*** INPUT MATERIAL ***
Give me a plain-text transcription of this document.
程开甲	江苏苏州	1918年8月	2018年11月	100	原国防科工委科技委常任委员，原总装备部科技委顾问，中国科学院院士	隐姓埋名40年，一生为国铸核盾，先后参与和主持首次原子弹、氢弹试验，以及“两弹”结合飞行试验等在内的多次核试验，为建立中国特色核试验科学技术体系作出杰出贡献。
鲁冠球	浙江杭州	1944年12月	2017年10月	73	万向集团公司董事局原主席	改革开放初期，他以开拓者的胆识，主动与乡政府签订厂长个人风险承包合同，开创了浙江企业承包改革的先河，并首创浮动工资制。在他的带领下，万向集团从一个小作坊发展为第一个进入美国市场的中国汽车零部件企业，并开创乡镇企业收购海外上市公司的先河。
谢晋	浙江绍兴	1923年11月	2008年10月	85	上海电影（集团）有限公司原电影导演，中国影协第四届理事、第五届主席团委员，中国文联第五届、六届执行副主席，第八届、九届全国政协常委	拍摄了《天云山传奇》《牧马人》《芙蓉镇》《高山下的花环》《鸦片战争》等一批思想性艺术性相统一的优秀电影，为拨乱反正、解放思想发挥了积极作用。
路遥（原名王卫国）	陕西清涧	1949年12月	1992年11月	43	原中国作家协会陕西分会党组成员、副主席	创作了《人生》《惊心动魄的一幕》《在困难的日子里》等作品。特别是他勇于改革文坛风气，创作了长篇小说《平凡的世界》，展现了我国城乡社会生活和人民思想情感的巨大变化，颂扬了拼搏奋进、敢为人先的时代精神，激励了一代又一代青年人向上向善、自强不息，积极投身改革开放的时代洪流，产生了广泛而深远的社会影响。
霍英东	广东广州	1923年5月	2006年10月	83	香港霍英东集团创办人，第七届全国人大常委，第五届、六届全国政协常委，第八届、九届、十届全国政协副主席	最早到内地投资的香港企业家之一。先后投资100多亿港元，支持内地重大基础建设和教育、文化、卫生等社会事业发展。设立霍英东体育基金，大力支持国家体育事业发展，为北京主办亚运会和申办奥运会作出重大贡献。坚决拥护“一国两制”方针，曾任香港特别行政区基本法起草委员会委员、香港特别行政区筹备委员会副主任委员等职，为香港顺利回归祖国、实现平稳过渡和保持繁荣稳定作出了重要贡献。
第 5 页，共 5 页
***
WORK TO COMPLETE | Each of the records should be retyped exactly.

RESPONSE TO THIS TASK |
Give me a plain-text transcription of this document.
程开甲	江苏苏州	1918年8月	2018年11月	100	原国防科工委科技委常任委员，原总装备部科技委顾问，中国科学院院士	隐姓埋名40年，一生为国铸核盾，先后参与和主持首次原子弹、氢弹试验，以及“两弹”结合飞行试验等在内的多次核试验，为建立中国特色核试验科学技术体系作出杰出贡献。
鲁冠球	浙江杭州	1944年12月	2017年10月	73	万向集团公司董事局原主席	改革开放初期，他以开拓者的胆识，主动与乡政府签订厂长个人风险承包合同，开创了浙江企业承包改革的先河，并首创浮动工资制。在他的带领下，万向集团从一个小作坊发展为第一个进入美国市场的中国汽车零部件企业，并开创乡镇企业收购海外上市公司的先河。
谢晋	浙江绍兴	1923年11月	2008年10月	85	上海电影（集团）有限公司原电影导演，中国影协第四届理事、第五届主席团委员，中国文联第五届、六届执行副主席，第八届、九届全国政协常委	拍摄了《天云山传奇》《牧马人》《芙蓉镇》《高山下的花环》《鸦片战争》等一批思想性艺术性相统一的优秀电影，为拨乱反正、解放思想发挥了积极作用。
路遥（原名王卫国）	陕西清涧	1949年12月	1992年11月	43	原中国作家协会陕西分会党组成员、副主席	创作了《人生》《惊心动魄的一幕》《在困难的日子里》等作品。特别是他勇于改革文坛风气，创作了长篇小说《平凡的世界》，展现了我国城乡社会生活和人民思想情感的巨大变化，颂扬了拼搏奋进、敢为人先的时代精神，激励了一代又一代青年人向上向善、自强不息，积极投身改革开放的时代洪流，产生了广泛而深远的社会影响。
霍英东	广东广州	1923年5月	2006年10月	83	香港霍英东集团创办人，第七届全国人大常委，第五届、六届全国政协常委，第八届、九届、十届全国政协副主席	最早到内地投资的香港企业家之一。先后投资100多亿港元，支持内地重大基础建设和教育、文化、卫生等社会事业发展。设立霍英东体育基金，大力支持国家体育事业发展，为北京主办亚运会和申办奥运会作出重大贡献。坚决拥护“一国两制”方针，曾任香港特别行政区基本法起草委员会委员、香港特别行政区筹备委员会副主任委员等职，为香港顺利回归祖国、实现平稳过渡和保持繁荣稳定作出了重要贡献。
第 5 页，共 5 页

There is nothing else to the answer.